— start —

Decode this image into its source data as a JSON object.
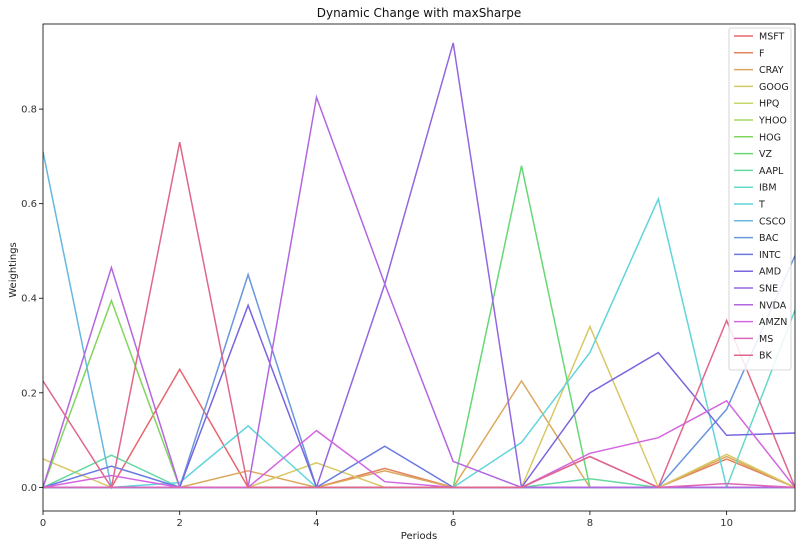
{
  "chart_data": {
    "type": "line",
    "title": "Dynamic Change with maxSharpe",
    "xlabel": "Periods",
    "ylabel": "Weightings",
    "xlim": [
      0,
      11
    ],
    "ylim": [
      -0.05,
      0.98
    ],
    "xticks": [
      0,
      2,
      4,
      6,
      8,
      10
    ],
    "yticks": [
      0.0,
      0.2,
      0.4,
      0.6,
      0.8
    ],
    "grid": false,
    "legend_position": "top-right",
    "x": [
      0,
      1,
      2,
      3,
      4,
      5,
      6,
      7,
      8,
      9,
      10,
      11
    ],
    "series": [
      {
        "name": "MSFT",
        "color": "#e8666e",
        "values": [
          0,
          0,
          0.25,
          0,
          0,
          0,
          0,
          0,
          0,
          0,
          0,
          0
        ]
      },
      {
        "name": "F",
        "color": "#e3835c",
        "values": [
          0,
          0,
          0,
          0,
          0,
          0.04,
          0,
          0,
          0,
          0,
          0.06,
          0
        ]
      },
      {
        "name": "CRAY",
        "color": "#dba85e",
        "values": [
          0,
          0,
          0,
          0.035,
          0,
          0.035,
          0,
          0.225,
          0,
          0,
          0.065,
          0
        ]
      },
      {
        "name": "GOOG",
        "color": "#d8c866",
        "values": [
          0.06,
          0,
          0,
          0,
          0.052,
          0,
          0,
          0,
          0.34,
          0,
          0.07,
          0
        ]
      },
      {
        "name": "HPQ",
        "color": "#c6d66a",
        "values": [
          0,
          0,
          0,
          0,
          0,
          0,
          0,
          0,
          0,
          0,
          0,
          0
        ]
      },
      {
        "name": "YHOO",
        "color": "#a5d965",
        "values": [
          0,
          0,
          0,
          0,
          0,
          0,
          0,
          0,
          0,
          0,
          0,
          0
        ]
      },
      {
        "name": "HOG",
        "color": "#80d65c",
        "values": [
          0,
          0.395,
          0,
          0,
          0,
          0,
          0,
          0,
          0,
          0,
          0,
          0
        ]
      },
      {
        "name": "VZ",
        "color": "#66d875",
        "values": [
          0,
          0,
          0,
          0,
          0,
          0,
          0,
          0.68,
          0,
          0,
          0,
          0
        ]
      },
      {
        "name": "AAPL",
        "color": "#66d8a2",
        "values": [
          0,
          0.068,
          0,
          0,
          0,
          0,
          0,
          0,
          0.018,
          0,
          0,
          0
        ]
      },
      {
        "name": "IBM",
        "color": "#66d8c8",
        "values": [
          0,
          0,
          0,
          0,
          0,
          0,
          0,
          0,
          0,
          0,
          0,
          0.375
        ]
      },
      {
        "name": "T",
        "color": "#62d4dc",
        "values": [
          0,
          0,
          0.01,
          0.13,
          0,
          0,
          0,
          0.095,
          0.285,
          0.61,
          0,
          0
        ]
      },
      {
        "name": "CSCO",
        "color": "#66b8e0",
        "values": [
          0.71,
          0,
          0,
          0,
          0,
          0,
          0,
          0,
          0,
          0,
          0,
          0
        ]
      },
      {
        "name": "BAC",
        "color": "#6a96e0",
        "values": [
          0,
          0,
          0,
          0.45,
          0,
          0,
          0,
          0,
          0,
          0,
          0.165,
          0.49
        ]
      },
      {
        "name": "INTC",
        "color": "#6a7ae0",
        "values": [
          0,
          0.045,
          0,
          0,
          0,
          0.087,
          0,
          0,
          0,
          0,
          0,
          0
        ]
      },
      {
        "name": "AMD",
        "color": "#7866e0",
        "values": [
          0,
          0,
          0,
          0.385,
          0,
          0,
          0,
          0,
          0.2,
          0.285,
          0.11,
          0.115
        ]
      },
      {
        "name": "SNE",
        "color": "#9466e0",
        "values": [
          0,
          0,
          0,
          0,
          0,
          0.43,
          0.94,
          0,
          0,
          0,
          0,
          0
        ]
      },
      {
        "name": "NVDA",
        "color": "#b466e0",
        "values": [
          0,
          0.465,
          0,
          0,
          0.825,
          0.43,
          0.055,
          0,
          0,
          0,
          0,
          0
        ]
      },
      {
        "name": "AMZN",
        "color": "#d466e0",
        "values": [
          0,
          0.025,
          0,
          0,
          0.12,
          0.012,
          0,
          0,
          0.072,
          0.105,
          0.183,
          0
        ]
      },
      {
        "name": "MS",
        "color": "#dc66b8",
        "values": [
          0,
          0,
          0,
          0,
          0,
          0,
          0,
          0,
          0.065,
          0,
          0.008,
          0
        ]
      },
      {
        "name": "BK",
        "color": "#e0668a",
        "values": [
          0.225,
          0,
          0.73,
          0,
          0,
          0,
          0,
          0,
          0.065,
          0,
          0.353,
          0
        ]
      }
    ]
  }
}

— end —

### Problem statement
Retype the whole listing exactly and leave the pictures out.

### Task result
Decode this image into its source data as a JSON object.
{
  "chart_data": {
    "type": "line",
    "title": "Dynamic Change with maxSharpe",
    "xlabel": "Periods",
    "ylabel": "Weightings",
    "xlim": [
      0,
      11
    ],
    "ylim": [
      -0.05,
      0.98
    ],
    "xticks": [
      0,
      2,
      4,
      6,
      8,
      10
    ],
    "yticks": [
      0.0,
      0.2,
      0.4,
      0.6,
      0.8
    ],
    "grid": false,
    "legend_position": "top-right",
    "x": [
      0,
      1,
      2,
      3,
      4,
      5,
      6,
      7,
      8,
      9,
      10,
      11
    ],
    "series": [
      {
        "name": "MSFT",
        "color": "#e8666e",
        "values": [
          0,
          0,
          0.25,
          0,
          0,
          0,
          0,
          0,
          0,
          0,
          0,
          0
        ]
      },
      {
        "name": "F",
        "color": "#e3835c",
        "values": [
          0,
          0,
          0,
          0,
          0,
          0.04,
          0,
          0,
          0,
          0,
          0.06,
          0
        ]
      },
      {
        "name": "CRAY",
        "color": "#dba85e",
        "values": [
          0,
          0,
          0,
          0.035,
          0,
          0.035,
          0,
          0.225,
          0,
          0,
          0.065,
          0
        ]
      },
      {
        "name": "GOOG",
        "color": "#d8c866",
        "values": [
          0.06,
          0,
          0,
          0,
          0.052,
          0,
          0,
          0,
          0.34,
          0,
          0.07,
          0
        ]
      },
      {
        "name": "HPQ",
        "color": "#c6d66a",
        "values": [
          0,
          0,
          0,
          0,
          0,
          0,
          0,
          0,
          0,
          0,
          0,
          0
        ]
      },
      {
        "name": "YHOO",
        "color": "#a5d965",
        "values": [
          0,
          0,
          0,
          0,
          0,
          0,
          0,
          0,
          0,
          0,
          0,
          0
        ]
      },
      {
        "name": "HOG",
        "color": "#80d65c",
        "values": [
          0,
          0.395,
          0,
          0,
          0,
          0,
          0,
          0,
          0,
          0,
          0,
          0
        ]
      },
      {
        "name": "VZ",
        "color": "#66d875",
        "values": [
          0,
          0,
          0,
          0,
          0,
          0,
          0,
          0.68,
          0,
          0,
          0,
          0
        ]
      },
      {
        "name": "AAPL",
        "color": "#66d8a2",
        "values": [
          0,
          0.068,
          0,
          0,
          0,
          0,
          0,
          0,
          0.018,
          0,
          0,
          0
        ]
      },
      {
        "name": "IBM",
        "color": "#66d8c8",
        "values": [
          0,
          0,
          0,
          0,
          0,
          0,
          0,
          0,
          0,
          0,
          0,
          0.375
        ]
      },
      {
        "name": "T",
        "color": "#62d4dc",
        "values": [
          0,
          0,
          0.01,
          0.13,
          0,
          0,
          0,
          0.095,
          0.285,
          0.61,
          0,
          0
        ]
      },
      {
        "name": "CSCO",
        "color": "#66b8e0",
        "values": [
          0.71,
          0,
          0,
          0,
          0,
          0,
          0,
          0,
          0,
          0,
          0,
          0
        ]
      },
      {
        "name": "BAC",
        "color": "#6a96e0",
        "values": [
          0,
          0,
          0,
          0.45,
          0,
          0,
          0,
          0,
          0,
          0,
          0.165,
          0.49
        ]
      },
      {
        "name": "INTC",
        "color": "#6a7ae0",
        "values": [
          0,
          0.045,
          0,
          0,
          0,
          0.087,
          0,
          0,
          0,
          0,
          0,
          0
        ]
      },
      {
        "name": "AMD",
        "color": "#7866e0",
        "values": [
          0,
          0,
          0,
          0.385,
          0,
          0,
          0,
          0,
          0.2,
          0.285,
          0.11,
          0.115
        ]
      },
      {
        "name": "SNE",
        "color": "#9466e0",
        "values": [
          0,
          0,
          0,
          0,
          0,
          0.43,
          0.94,
          0,
          0,
          0,
          0,
          0
        ]
      },
      {
        "name": "NVDA",
        "color": "#b466e0",
        "values": [
          0,
          0.465,
          0,
          0,
          0.825,
          0.43,
          0.055,
          0,
          0,
          0,
          0,
          0
        ]
      },
      {
        "name": "AMZN",
        "color": "#d466e0",
        "values": [
          0,
          0.025,
          0,
          0,
          0.12,
          0.012,
          0,
          0,
          0.072,
          0.105,
          0.183,
          0
        ]
      },
      {
        "name": "MS",
        "color": "#dc66b8",
        "values": [
          0,
          0,
          0,
          0,
          0,
          0,
          0,
          0,
          0.065,
          0,
          0.008,
          0
        ]
      },
      {
        "name": "BK",
        "color": "#e0668a",
        "values": [
          0.225,
          0,
          0.73,
          0,
          0,
          0,
          0,
          0,
          0.065,
          0,
          0.353,
          0
        ]
      }
    ]
  }
}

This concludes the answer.